Dataset excerpt:

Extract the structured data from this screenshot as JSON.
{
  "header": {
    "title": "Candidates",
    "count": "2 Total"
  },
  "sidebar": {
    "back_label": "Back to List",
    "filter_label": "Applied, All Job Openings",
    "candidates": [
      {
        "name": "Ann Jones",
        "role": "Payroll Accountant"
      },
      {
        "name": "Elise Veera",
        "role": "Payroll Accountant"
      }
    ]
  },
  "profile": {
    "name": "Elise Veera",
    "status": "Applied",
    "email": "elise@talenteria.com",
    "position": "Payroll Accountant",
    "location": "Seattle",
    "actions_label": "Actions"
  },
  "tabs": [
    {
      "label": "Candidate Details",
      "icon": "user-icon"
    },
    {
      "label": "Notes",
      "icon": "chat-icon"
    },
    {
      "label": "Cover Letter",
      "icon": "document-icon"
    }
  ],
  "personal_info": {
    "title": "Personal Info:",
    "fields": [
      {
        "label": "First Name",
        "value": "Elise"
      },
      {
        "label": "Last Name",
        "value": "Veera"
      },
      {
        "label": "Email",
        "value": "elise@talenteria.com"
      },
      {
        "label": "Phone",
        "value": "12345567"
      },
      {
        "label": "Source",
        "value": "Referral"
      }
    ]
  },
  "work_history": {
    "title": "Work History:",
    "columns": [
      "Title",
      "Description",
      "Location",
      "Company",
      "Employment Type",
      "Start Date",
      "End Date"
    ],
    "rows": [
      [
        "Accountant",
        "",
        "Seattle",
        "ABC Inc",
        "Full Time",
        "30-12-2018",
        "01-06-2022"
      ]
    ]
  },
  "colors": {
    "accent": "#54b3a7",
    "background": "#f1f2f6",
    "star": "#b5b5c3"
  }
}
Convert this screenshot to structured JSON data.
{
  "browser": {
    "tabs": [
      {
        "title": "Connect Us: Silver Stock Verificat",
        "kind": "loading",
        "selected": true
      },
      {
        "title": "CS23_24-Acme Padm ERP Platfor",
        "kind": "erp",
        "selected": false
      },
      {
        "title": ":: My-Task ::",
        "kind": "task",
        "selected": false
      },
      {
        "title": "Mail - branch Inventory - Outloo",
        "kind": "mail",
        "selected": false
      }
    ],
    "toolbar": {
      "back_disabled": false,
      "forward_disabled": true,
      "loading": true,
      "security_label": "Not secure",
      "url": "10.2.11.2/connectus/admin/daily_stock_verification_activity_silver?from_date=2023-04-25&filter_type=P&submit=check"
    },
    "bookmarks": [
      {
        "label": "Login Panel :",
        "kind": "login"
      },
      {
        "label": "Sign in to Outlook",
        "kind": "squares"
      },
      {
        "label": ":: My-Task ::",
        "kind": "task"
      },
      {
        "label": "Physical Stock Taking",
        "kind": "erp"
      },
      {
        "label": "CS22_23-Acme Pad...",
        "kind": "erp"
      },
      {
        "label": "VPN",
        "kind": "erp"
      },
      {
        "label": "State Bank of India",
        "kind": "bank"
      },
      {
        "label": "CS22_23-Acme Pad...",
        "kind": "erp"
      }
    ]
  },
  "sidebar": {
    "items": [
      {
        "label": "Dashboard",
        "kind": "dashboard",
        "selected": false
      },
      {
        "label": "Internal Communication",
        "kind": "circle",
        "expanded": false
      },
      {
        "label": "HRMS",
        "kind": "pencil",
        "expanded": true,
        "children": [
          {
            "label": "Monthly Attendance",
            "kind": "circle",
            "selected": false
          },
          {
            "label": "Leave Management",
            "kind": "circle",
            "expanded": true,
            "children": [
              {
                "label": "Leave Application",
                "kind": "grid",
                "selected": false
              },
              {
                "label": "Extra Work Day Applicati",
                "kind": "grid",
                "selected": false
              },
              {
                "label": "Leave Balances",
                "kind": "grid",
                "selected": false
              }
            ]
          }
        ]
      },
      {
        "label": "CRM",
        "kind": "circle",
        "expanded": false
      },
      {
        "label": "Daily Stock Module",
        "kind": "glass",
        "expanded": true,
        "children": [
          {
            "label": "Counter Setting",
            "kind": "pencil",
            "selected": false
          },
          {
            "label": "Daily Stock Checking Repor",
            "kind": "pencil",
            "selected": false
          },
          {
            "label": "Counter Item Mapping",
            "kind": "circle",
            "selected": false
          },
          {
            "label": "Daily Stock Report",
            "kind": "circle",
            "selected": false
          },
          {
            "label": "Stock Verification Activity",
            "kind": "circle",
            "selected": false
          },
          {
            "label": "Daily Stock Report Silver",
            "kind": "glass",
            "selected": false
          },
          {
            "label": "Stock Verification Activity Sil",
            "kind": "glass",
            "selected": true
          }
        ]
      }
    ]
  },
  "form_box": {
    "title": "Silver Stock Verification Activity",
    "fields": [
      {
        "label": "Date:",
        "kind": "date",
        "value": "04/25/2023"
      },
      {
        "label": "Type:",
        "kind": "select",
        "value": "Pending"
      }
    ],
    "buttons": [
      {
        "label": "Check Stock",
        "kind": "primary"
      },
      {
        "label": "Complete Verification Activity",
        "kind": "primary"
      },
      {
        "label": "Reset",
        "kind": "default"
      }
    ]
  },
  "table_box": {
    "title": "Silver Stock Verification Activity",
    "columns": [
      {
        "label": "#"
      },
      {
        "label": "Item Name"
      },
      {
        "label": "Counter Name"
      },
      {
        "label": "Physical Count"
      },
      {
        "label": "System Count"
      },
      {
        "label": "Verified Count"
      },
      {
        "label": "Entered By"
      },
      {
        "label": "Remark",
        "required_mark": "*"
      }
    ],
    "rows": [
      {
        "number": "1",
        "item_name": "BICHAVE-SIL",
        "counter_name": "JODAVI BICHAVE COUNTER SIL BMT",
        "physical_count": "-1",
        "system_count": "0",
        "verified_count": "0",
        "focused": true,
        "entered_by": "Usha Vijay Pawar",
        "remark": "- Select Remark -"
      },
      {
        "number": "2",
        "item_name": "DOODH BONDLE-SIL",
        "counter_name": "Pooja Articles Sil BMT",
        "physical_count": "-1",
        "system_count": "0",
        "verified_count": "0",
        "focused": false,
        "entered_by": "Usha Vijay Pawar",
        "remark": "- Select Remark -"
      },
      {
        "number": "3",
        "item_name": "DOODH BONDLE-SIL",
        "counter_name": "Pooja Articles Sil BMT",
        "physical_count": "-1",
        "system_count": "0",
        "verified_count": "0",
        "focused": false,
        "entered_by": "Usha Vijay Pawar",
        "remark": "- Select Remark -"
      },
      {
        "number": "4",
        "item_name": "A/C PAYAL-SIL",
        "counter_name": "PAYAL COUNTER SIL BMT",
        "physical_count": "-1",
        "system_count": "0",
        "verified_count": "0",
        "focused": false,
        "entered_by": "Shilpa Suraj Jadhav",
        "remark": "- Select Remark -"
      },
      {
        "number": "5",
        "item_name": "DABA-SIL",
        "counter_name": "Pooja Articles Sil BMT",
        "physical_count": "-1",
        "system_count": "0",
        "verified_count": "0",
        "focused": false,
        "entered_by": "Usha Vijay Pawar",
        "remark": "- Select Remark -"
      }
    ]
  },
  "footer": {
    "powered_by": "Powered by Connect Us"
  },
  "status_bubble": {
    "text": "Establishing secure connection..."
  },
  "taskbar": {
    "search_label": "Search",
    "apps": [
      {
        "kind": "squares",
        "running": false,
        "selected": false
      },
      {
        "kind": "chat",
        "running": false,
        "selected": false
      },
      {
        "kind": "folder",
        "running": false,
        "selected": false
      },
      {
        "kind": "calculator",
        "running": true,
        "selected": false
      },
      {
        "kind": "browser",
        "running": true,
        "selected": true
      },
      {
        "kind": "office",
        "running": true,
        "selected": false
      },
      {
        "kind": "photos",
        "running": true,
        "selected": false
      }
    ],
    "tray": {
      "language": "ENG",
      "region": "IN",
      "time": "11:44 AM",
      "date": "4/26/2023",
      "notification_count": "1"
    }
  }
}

**Requirements**
Return from the data every line that holds "PAYAL".

**Output for this task**
        "item_name": "A/C PAYAL-SIL",
        "counter_name": "PAYAL COUNTER SIL BMT",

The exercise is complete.